§ Exercise instructions:
Single out each line with the word "ramach" and copy it.

§ Raw data:
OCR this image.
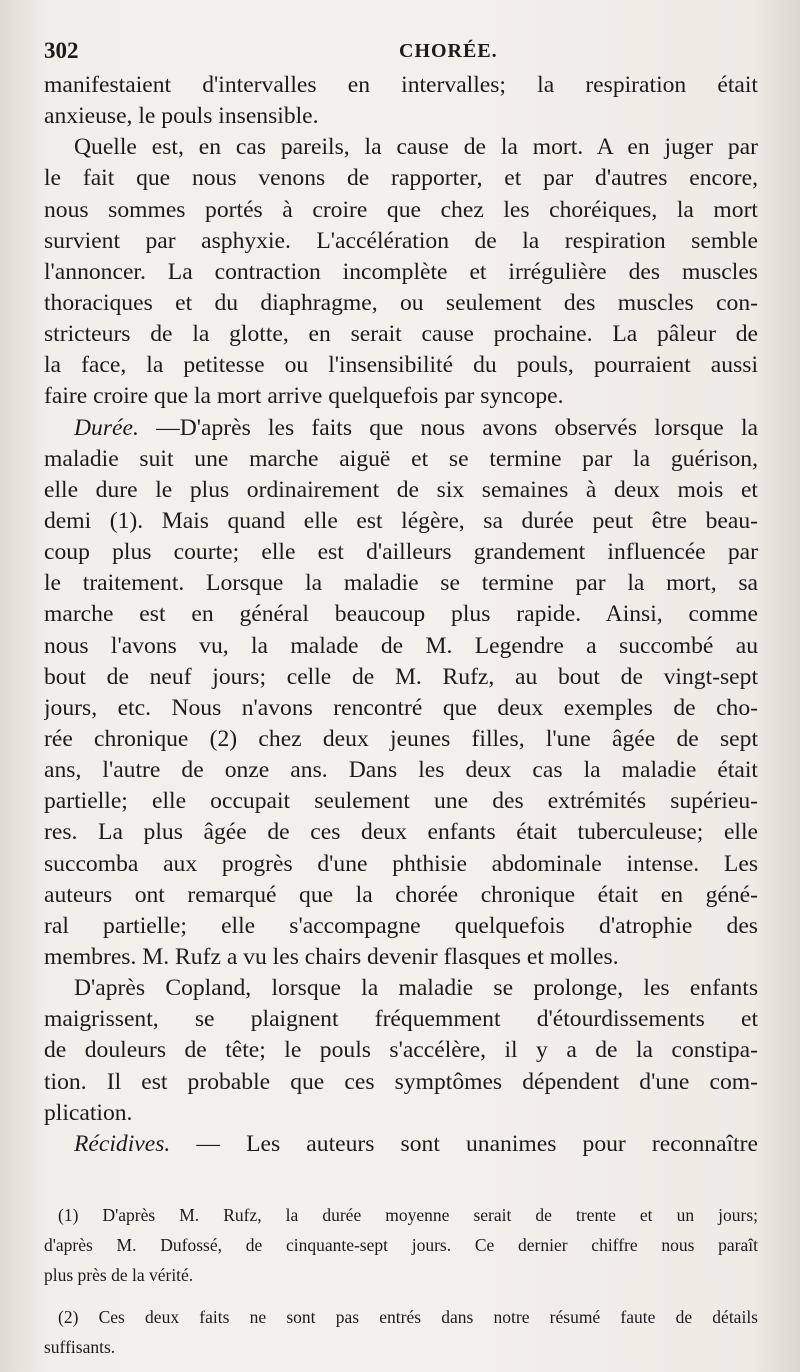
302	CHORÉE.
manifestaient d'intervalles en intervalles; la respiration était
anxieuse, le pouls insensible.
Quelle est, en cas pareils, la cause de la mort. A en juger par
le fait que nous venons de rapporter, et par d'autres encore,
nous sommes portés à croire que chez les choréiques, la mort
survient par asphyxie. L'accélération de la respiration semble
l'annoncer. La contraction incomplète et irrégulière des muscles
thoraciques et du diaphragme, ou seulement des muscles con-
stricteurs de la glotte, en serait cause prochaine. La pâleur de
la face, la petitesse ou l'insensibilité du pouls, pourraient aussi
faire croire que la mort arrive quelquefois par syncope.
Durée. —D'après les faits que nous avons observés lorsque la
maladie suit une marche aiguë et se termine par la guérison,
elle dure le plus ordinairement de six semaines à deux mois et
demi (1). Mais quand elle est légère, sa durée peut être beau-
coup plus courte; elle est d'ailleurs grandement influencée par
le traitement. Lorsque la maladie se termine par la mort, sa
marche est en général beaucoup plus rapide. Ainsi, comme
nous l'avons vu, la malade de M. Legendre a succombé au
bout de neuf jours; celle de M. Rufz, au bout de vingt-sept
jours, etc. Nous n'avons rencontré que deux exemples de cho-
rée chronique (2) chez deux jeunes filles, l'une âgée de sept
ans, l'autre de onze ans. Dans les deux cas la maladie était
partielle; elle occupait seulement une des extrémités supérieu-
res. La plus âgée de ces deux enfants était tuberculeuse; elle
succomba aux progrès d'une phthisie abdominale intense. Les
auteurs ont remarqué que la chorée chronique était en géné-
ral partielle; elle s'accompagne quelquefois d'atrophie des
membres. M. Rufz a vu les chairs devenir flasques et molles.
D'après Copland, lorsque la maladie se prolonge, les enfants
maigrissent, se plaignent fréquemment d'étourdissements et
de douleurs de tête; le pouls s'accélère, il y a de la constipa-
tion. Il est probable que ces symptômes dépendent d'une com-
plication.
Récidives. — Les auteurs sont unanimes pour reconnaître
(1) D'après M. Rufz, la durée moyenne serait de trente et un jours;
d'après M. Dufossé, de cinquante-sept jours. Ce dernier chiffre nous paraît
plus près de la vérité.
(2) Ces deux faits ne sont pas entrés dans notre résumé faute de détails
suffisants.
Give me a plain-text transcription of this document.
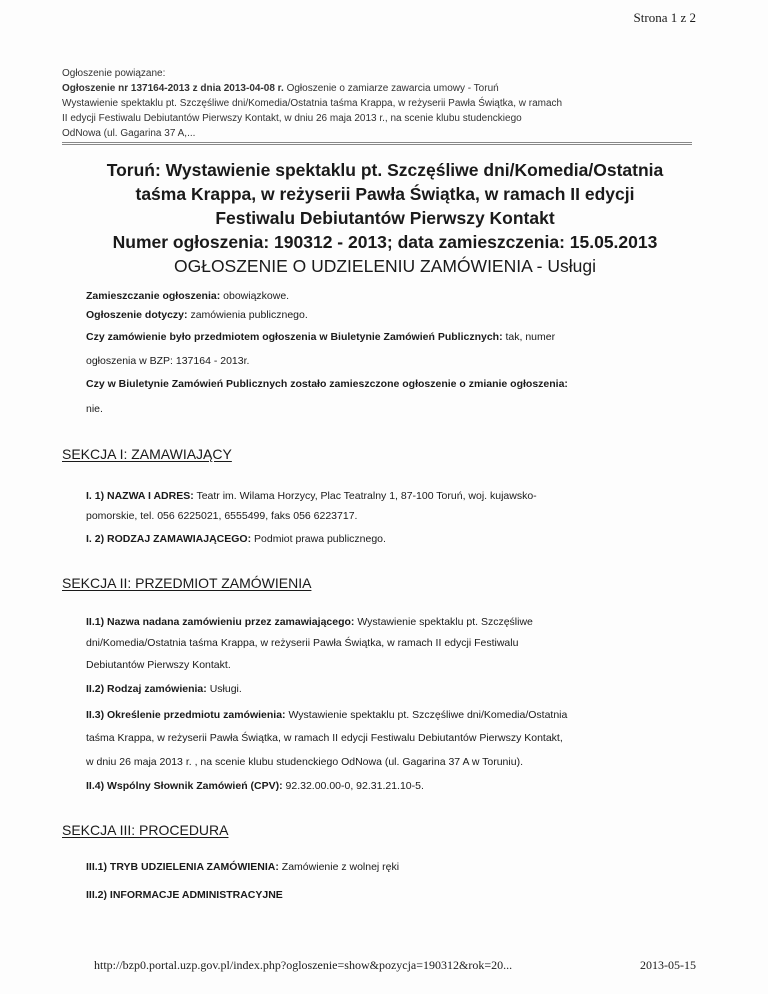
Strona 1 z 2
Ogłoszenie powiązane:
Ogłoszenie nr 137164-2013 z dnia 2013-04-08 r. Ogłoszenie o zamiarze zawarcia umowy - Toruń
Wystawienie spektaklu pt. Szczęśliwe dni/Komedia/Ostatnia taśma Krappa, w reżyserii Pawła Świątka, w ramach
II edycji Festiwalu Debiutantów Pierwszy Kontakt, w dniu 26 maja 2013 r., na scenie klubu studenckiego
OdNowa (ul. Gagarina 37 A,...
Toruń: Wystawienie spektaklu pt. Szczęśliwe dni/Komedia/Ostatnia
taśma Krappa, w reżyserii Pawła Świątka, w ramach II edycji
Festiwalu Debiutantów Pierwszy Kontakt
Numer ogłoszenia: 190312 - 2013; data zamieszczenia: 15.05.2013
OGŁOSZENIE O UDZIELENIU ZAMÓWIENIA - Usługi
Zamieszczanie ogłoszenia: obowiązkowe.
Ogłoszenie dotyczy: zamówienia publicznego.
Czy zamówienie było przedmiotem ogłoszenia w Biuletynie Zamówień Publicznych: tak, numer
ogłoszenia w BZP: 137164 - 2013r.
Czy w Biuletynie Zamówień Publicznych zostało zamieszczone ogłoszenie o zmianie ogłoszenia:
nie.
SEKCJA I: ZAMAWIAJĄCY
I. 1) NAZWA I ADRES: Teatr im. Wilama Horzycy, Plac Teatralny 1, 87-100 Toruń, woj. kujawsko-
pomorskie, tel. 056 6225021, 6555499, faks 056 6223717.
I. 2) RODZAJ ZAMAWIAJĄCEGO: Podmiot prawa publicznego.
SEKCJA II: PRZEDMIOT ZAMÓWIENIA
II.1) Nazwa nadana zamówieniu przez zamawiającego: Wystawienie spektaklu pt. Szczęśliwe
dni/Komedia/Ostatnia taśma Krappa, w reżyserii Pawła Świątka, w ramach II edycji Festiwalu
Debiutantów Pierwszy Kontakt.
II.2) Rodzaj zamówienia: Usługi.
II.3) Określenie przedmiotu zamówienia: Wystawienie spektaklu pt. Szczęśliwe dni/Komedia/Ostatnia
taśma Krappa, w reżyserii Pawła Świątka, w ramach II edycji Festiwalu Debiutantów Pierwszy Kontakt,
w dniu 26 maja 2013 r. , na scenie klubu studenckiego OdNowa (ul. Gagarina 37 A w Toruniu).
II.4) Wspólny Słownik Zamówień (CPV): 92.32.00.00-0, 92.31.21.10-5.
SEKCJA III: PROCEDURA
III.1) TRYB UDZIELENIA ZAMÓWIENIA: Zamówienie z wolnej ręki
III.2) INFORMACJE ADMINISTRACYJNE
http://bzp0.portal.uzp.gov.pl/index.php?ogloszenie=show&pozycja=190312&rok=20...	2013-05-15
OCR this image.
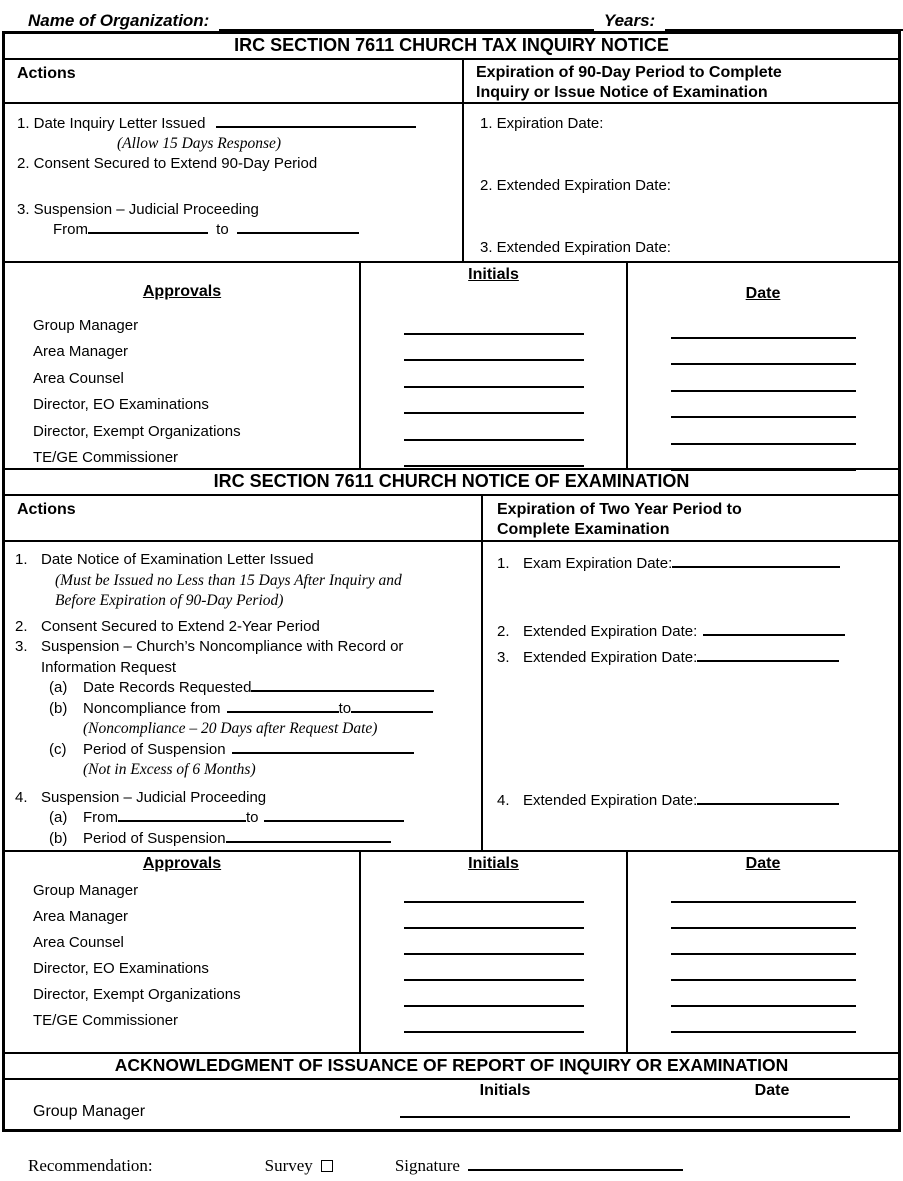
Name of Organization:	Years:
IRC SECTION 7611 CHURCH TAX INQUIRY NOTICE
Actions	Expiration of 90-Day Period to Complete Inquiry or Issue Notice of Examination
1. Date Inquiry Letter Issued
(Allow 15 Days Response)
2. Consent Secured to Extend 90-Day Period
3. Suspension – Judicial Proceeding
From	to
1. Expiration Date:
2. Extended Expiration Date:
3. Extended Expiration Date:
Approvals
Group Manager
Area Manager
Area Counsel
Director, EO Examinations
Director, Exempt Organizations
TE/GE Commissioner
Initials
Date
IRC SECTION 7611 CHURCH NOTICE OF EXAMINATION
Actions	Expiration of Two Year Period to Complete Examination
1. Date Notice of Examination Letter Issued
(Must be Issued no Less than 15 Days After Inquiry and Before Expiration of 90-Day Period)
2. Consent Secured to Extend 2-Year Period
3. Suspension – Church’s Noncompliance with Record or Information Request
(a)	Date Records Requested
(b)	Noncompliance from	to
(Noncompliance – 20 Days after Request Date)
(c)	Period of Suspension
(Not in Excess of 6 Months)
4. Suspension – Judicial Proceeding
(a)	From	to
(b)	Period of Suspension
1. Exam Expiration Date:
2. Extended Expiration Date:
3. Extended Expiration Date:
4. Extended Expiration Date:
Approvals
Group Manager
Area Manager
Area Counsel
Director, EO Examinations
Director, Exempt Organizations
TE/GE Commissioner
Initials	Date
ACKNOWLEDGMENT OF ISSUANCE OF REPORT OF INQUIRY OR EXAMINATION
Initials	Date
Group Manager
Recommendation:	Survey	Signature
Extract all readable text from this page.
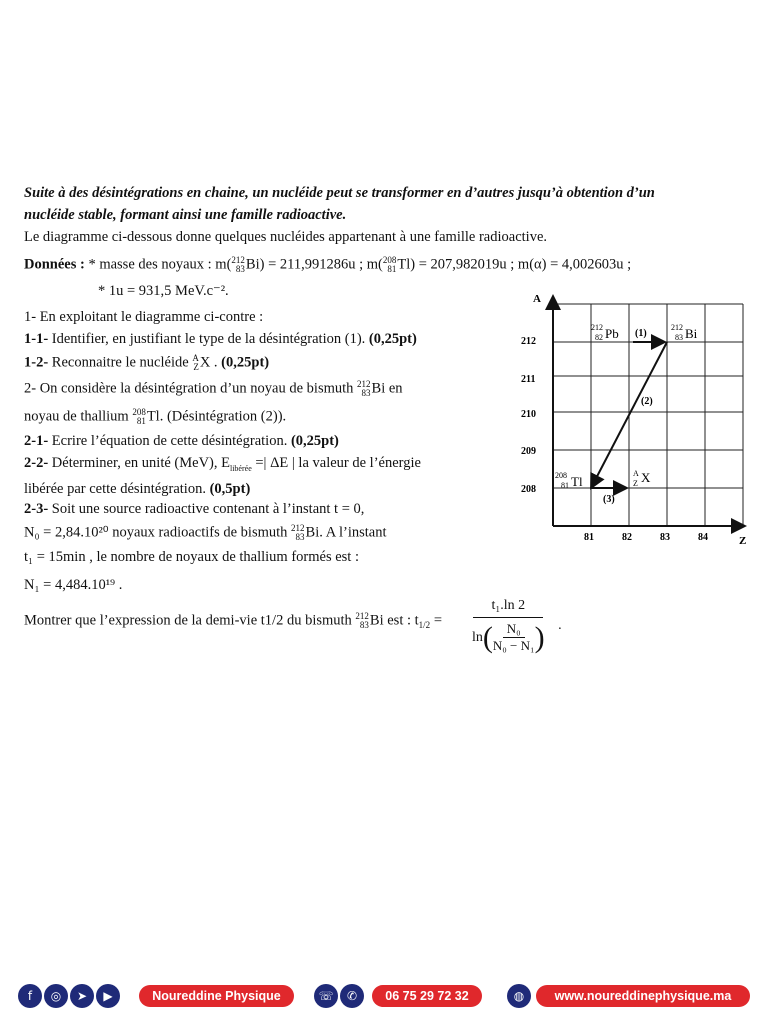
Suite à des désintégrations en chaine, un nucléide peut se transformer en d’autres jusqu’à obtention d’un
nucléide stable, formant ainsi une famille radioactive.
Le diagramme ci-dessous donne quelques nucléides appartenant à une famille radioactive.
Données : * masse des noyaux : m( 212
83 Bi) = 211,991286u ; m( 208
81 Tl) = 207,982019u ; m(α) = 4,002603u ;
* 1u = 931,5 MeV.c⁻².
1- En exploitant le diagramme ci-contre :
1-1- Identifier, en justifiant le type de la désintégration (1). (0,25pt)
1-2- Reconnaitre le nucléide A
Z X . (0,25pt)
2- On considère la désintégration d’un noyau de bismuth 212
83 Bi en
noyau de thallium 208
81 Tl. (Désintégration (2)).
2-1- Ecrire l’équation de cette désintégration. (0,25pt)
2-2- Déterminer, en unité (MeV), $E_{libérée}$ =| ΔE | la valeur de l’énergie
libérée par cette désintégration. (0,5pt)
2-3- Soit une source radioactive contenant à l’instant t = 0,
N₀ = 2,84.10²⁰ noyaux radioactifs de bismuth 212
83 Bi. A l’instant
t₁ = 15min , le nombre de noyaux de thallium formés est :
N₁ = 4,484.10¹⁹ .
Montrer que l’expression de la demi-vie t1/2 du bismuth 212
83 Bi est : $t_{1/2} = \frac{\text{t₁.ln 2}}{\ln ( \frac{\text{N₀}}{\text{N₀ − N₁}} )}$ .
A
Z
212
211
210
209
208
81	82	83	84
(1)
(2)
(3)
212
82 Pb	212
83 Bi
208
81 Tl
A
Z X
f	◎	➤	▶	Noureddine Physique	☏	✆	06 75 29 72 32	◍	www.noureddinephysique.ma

§ Task response:
Wystawienie spektaklu pt. Szczęśliwe dni/Komedia/Ostatnia taśma Krappa, w reżyserii Pawła Świątka, w ramach
taśma Krappa, w reżyserii Pawła Świątka, w ramach II edycji
dni/Komedia/Ostatnia taśma Krappa, w reżyserii Pawła Świątka, w ramach II edycji Festiwalu
taśma Krappa, w reżyserii Pawła Świątka, w ramach II edycji Festiwalu Debiutantów Pierwszy Kontakt,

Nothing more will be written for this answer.